WRITTEN EXERCISE
All lines holding the string "起步园区修缮改造工程设计" are to be shown.

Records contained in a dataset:
==================================================

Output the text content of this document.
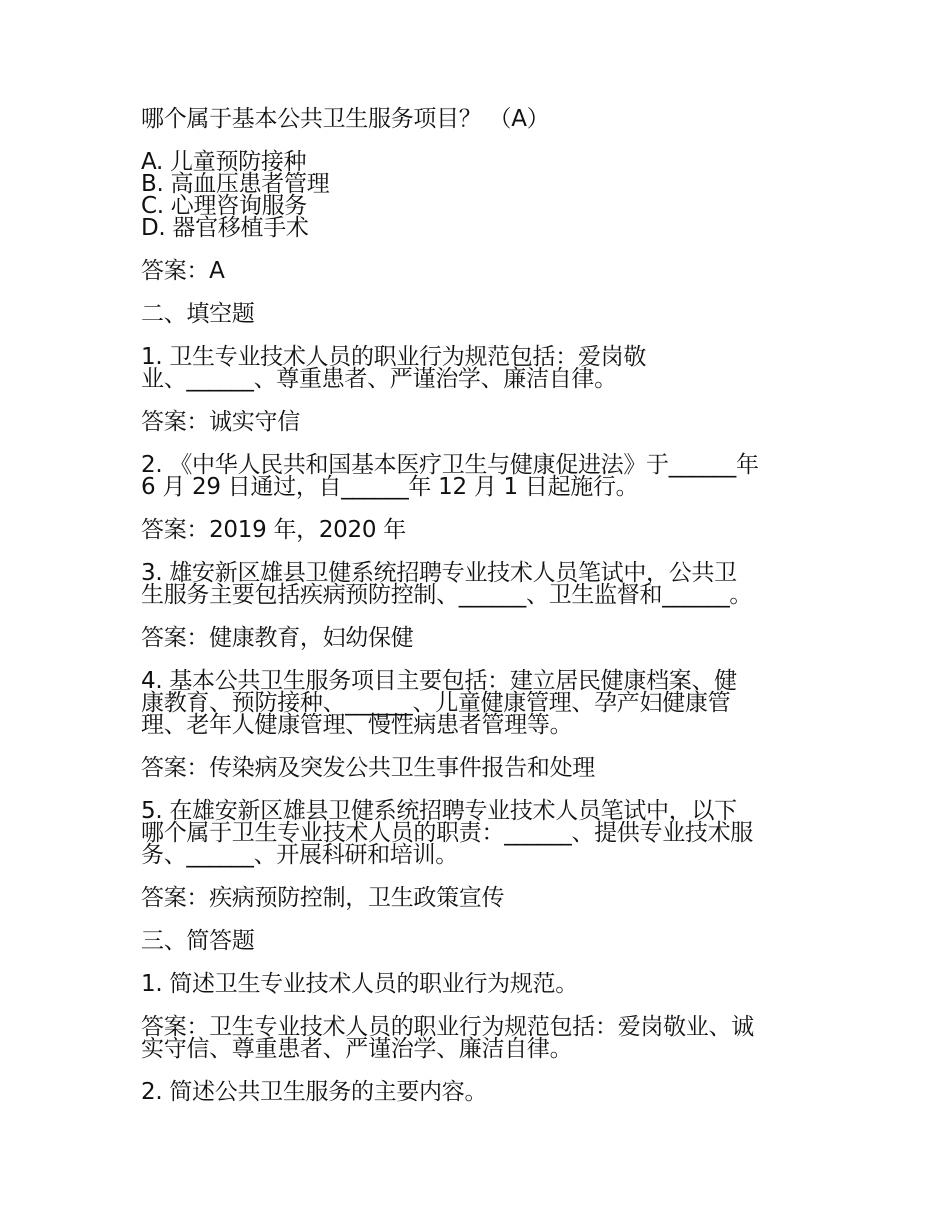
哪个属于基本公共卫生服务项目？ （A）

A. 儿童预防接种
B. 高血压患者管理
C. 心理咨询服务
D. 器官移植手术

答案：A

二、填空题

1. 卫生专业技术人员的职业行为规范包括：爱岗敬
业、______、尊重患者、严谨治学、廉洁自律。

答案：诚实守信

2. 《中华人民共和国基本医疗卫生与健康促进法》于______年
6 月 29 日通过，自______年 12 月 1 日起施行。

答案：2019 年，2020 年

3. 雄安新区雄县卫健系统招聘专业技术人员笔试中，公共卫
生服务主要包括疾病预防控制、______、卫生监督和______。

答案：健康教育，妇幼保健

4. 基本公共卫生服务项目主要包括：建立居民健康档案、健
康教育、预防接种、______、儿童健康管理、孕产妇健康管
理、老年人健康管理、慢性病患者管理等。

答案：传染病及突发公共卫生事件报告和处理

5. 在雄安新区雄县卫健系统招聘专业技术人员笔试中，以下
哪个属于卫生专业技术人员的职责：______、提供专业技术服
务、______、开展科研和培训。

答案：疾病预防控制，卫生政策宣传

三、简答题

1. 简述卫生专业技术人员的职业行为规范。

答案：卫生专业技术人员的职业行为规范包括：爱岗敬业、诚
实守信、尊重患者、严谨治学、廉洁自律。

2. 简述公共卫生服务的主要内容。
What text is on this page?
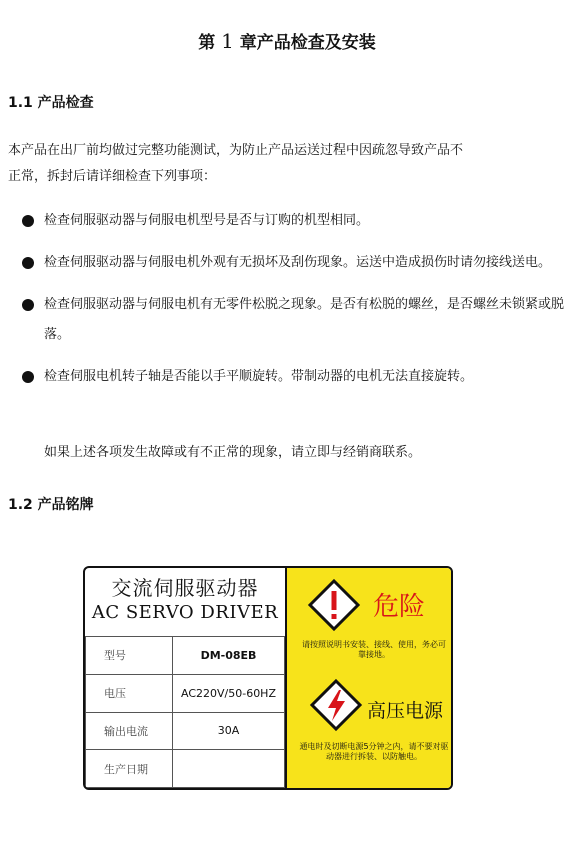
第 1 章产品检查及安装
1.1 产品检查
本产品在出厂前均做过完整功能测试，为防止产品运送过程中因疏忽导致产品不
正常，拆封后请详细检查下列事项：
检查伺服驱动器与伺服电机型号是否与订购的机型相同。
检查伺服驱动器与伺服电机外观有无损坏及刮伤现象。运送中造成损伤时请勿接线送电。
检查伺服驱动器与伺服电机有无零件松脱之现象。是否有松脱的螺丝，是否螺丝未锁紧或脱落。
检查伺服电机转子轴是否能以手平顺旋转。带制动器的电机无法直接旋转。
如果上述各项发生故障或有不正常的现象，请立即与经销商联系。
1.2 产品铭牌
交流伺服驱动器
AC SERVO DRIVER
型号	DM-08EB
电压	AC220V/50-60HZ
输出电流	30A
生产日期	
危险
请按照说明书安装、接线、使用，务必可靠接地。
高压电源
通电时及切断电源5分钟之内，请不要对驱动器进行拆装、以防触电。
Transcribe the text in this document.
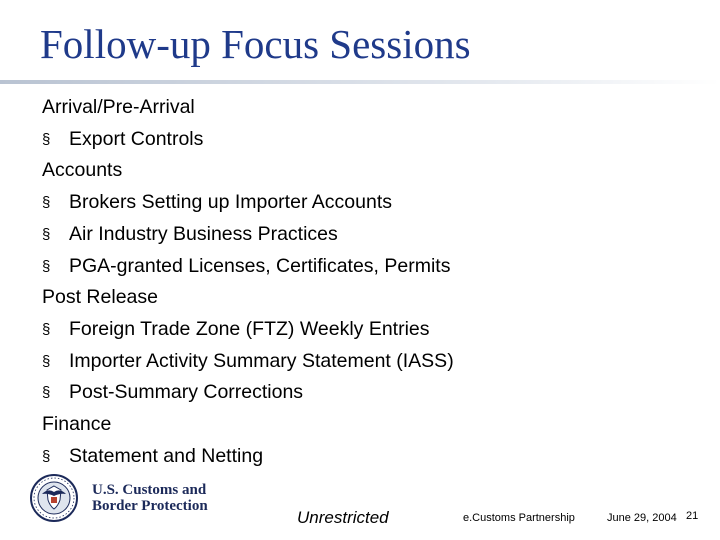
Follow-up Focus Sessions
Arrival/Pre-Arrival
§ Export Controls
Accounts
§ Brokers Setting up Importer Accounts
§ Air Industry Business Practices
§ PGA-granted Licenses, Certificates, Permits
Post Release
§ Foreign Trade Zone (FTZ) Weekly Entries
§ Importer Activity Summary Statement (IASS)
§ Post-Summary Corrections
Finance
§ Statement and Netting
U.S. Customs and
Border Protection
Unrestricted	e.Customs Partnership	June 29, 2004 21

==================================================

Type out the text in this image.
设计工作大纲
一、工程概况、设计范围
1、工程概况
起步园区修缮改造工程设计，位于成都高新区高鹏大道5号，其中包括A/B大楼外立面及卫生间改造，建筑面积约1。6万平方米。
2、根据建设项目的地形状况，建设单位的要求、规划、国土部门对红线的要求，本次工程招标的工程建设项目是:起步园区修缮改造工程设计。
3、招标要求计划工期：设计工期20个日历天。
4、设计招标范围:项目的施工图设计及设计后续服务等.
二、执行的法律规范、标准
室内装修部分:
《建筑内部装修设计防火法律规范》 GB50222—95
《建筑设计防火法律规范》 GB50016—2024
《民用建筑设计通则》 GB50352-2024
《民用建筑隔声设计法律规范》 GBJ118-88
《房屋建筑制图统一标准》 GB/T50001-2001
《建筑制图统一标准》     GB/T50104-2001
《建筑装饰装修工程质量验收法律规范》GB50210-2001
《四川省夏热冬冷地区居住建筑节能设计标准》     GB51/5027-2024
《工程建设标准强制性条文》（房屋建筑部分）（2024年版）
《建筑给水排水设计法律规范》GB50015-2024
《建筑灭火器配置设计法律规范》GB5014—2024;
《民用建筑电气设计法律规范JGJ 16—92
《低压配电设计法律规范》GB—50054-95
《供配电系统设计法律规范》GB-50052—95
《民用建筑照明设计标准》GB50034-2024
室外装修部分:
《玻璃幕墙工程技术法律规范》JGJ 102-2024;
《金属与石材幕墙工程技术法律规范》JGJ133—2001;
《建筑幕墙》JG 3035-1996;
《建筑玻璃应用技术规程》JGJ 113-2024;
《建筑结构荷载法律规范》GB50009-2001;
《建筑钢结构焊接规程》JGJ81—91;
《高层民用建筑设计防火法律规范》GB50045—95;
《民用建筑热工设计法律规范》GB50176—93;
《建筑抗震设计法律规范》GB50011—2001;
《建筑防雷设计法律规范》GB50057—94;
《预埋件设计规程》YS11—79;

==================================================

SOLUTION FOR THIS TASK
起步园区修缮改造工程设计，位于成都高新区高鹏大道5号，其中包括A/B大楼外立面及卫生间改造，建筑面积约1。6万平方米。
2、根据建设项目的地形状况，建设单位的要求、规划、国土部门对红线的要求，本次工程招标的工程建设项目是:起步园区修缮改造工程设计。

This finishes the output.